* begin Data to use *

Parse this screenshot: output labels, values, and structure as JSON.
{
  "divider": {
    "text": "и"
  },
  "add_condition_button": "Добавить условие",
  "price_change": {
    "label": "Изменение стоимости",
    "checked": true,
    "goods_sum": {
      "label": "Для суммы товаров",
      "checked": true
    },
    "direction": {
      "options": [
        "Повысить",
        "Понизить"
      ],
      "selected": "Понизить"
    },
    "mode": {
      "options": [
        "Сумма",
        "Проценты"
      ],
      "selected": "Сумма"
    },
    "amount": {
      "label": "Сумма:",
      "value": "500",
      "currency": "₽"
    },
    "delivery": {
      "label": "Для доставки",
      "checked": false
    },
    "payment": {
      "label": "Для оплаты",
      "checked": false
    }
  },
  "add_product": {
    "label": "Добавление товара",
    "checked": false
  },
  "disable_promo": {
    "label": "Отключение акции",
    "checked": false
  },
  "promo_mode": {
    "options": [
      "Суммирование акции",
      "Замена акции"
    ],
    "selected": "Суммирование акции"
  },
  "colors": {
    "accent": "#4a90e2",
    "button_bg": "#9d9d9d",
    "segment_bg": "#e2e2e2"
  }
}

* end Data to use *
* begin Data to use *

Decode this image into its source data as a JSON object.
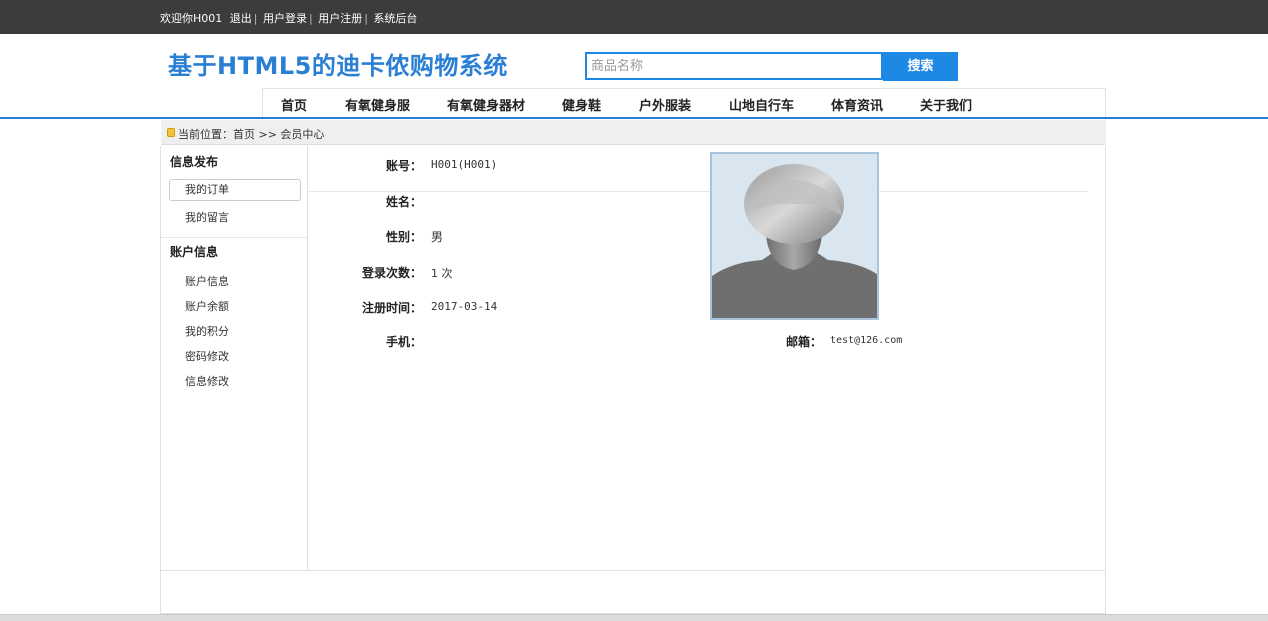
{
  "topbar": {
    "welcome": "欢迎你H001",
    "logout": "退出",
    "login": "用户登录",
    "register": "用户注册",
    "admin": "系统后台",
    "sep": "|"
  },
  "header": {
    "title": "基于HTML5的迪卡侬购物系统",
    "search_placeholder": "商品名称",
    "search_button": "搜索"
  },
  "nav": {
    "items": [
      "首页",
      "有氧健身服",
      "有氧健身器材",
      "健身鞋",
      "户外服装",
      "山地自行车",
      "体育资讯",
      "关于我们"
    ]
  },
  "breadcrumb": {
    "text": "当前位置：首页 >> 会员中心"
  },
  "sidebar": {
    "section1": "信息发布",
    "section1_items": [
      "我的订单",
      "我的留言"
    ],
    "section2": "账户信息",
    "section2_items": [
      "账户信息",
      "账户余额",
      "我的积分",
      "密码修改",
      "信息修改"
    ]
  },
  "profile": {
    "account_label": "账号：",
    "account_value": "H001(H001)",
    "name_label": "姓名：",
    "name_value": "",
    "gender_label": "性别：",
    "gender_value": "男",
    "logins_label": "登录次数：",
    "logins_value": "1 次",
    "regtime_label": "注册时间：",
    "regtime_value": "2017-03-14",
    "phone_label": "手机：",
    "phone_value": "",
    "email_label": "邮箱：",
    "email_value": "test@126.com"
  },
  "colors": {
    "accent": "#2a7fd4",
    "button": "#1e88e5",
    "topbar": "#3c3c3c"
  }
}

* end Data to use *

Write out every line of the listing that holds the word "акции".

**Response below:**
    "label": "Отключение акции",
      "Суммирование акции",
      "Замена акции"
    "selected": "Суммирование акции"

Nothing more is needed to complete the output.